2 Responses to “Queer Moments in African Novels—The Palmwine Drinkard And the Complete Gentleman” Subscribe

  1. Nancy Henaku September 12, 2013 at 6:44 pm #

    I find your interpretation of this aspects of the Palmwine Drinkard very interesting… Your analysis has given a fresh perspective on that part of the story. When I read the booK, I was first drawn to its language and style. And in relation to the part of the story you are discussing, my focus was drawn on the renarration of the Disobedient Daughter Tale so much so that nothing related to your interpretation occurred to me. Like you, this story was a very significant part of the stories we heard while growing up and I remember that our primary (grade) six English textbook contained a story about Afiyo, a beautiful but proud girl who rejected all the suitors who came her way and eventually ended up in an isolated place with three handsome men who later turned into three fishes. Aidoo’s story Anowa and Sutherland’s Foriwa (the play) and New Life in Kyerefaso (the short story) are re/creations of the same oral narrative.

  2. Ainehi Edoro September 13, 2013 at 1:59 pm #

    Delighted to know that the post got you thinking about The Palmwine Drinkard differently.

    Thanks for sending my way these titles of African narratives that rely on the Proud/Disobedient/Pretty girl motif. Will def check them out.

DIRECTIVE 1:
Repeat the part of the blog comments that opens with the words containing "Delighted to know" and closes with "check them out.".
DIRECTIVE 2:
Do these statements agree with the blog comments? Answer yes or no for each and quote the deciding words. (a) Nancy Henaku's grade six English textbook had a story about Afiyo. (b) In the Afiyo story, the three handsome men turned into three birds. (c) Ainehi Edoro says she has already read the titles Nancy Henaku mentioned.
The material after this text comes from a separate source.

ENTRIES PROVIDED:
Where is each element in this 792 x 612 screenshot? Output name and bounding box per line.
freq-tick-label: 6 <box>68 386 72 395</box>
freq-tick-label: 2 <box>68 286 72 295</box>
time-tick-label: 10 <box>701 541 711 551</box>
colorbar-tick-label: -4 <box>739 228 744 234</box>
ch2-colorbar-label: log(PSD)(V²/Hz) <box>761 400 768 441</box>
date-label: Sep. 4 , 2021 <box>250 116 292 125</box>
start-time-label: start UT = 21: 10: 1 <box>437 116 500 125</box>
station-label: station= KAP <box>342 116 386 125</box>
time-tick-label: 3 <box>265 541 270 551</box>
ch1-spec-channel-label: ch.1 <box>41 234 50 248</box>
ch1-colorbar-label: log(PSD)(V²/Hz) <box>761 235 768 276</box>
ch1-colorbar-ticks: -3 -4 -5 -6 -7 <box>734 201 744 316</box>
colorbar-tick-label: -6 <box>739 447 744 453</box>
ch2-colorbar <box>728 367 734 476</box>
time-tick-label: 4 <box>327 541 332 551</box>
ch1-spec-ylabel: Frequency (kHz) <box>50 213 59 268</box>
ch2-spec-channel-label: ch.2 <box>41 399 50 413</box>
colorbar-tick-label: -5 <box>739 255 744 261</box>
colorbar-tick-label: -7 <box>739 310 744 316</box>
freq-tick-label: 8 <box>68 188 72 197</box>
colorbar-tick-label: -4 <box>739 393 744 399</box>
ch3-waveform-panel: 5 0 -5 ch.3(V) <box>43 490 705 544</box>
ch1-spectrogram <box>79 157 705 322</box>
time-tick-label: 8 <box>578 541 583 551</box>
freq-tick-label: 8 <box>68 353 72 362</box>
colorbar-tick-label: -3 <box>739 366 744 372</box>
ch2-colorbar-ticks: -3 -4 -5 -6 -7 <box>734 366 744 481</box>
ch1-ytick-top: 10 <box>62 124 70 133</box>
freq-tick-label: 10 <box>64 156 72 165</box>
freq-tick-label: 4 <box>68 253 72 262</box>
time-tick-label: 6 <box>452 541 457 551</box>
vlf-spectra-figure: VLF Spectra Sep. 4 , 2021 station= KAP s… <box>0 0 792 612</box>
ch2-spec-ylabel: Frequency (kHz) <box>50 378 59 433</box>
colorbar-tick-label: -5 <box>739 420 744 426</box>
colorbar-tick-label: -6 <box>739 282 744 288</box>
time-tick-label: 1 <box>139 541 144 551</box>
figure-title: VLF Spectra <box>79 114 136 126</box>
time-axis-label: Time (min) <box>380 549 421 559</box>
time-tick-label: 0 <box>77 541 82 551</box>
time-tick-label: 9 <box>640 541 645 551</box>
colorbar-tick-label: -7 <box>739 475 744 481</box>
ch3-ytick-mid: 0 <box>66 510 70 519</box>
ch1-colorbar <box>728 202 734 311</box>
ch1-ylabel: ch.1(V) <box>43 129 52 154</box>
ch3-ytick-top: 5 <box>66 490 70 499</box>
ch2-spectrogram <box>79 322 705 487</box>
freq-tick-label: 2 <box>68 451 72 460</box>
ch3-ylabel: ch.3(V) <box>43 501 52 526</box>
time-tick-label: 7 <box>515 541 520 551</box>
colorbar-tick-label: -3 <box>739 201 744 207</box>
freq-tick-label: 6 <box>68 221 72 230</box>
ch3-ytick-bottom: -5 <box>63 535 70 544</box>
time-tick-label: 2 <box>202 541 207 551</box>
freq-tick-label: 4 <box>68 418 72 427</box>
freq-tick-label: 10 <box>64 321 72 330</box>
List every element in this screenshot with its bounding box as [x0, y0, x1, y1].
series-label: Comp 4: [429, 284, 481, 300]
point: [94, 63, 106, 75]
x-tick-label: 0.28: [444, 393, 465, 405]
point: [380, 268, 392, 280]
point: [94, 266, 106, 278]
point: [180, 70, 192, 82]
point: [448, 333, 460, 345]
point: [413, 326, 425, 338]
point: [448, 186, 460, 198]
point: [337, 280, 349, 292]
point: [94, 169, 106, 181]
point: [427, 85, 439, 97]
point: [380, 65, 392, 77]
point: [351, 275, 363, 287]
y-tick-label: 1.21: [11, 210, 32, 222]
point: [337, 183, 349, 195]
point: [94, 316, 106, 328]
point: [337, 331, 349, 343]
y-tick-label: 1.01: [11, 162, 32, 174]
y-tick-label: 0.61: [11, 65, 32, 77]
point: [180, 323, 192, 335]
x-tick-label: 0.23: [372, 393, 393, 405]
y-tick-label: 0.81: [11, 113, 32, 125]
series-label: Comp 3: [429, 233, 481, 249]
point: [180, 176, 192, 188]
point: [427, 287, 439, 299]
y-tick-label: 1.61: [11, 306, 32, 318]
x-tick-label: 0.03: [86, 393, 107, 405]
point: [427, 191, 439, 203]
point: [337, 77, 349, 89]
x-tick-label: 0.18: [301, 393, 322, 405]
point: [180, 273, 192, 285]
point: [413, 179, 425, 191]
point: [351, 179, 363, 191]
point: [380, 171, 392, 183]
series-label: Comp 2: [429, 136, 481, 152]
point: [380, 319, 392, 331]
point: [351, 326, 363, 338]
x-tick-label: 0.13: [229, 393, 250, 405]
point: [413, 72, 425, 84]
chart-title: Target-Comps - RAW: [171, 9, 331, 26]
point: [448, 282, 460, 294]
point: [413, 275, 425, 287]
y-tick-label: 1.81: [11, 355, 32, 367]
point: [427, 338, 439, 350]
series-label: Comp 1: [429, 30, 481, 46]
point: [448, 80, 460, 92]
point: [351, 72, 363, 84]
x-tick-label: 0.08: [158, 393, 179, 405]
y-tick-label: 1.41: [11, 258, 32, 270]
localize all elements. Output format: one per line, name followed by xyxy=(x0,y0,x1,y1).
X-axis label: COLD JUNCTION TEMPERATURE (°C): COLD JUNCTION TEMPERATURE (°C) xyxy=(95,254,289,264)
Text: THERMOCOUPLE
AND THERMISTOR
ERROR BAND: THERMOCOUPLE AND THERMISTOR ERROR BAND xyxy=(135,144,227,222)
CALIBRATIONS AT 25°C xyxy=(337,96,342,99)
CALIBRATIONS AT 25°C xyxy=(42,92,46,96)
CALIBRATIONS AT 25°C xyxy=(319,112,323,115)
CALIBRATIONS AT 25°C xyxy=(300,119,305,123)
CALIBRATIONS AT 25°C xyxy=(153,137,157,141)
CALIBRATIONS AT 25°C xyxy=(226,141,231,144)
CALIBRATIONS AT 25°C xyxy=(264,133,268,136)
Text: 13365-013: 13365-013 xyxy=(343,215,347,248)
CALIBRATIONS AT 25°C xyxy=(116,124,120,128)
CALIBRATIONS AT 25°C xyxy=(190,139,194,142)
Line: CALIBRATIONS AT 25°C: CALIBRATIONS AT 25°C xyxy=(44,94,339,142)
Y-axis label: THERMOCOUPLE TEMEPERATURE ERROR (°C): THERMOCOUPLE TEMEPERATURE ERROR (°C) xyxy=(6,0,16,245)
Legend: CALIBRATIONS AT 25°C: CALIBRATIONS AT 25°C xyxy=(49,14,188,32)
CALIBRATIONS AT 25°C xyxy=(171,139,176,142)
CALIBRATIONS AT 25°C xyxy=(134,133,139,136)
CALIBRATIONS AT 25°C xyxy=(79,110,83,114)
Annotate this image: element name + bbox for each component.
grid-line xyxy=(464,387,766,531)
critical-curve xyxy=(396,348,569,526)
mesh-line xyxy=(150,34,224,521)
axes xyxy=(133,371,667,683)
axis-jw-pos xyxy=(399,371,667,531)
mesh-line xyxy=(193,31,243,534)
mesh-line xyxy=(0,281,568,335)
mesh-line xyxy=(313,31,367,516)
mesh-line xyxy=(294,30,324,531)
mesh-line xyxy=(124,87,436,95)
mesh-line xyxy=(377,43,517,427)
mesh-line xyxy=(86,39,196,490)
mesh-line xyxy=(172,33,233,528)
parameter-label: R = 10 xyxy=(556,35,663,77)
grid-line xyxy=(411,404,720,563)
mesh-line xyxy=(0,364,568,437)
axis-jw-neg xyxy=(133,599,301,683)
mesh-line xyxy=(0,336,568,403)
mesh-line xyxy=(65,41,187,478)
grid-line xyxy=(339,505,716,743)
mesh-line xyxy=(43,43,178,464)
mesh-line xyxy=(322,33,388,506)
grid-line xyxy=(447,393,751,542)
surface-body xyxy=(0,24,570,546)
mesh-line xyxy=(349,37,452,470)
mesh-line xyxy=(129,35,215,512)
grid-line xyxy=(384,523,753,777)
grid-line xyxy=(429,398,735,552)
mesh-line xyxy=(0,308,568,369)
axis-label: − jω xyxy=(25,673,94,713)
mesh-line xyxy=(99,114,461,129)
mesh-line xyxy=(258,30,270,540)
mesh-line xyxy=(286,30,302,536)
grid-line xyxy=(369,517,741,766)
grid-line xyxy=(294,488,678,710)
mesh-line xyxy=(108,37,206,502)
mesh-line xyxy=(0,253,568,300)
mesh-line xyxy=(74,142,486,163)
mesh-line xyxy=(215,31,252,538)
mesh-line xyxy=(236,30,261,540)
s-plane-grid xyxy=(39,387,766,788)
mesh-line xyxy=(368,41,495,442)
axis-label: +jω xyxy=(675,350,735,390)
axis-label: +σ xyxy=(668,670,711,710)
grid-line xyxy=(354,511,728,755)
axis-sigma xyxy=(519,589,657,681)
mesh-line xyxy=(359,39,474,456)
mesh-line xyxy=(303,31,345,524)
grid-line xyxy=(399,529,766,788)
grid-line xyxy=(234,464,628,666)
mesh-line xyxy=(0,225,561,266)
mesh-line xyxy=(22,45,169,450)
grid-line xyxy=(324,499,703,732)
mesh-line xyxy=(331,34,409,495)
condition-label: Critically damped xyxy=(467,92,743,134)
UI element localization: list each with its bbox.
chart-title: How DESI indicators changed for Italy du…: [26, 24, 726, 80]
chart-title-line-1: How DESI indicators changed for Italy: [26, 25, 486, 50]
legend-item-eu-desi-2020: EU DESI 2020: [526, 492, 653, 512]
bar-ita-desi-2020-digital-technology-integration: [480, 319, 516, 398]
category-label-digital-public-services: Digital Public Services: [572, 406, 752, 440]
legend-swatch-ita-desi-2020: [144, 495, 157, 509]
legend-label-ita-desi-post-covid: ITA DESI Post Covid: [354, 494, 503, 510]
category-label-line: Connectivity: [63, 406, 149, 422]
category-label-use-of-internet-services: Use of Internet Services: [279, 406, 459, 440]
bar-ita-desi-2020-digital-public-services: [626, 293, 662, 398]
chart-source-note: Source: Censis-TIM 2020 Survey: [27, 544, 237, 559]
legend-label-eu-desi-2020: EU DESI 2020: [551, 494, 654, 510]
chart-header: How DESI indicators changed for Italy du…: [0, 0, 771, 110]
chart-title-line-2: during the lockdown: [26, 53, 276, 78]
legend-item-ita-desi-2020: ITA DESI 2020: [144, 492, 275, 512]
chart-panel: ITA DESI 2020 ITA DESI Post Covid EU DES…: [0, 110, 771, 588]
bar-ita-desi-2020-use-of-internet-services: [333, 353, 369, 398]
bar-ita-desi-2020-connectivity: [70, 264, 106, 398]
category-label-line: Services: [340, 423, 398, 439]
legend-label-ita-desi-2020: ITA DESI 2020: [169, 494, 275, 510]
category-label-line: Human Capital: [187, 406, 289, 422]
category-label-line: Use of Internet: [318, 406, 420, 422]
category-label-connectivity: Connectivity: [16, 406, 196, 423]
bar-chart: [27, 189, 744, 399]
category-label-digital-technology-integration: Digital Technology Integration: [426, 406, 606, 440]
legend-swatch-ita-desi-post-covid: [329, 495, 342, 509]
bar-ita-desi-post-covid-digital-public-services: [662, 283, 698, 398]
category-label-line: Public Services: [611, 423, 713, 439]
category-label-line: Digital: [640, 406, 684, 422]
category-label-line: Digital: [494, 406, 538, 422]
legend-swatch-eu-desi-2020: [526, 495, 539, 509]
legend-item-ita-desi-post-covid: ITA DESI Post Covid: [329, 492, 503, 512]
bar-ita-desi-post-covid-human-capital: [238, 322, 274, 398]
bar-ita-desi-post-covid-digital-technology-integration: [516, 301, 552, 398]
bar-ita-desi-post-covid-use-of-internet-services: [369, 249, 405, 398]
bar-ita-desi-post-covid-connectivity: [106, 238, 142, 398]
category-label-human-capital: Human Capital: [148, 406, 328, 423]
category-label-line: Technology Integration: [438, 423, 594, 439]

TASK RESPONSE 1:
Delighted to know that the post got you thinking about The Palmwine Drinkard differently.

    Thanks for sending my way these titles of African narratives that rely on the Proud/Disobedient/Pretty girl motif. Will def check them out.

TASK RESPONSE 2:
(a) Yes: "our primary (grade) six English textbook contained a story about Afiyo"
(b) No: "three handsome men who later turned into three fishes"
(c) No: "Will def check them out."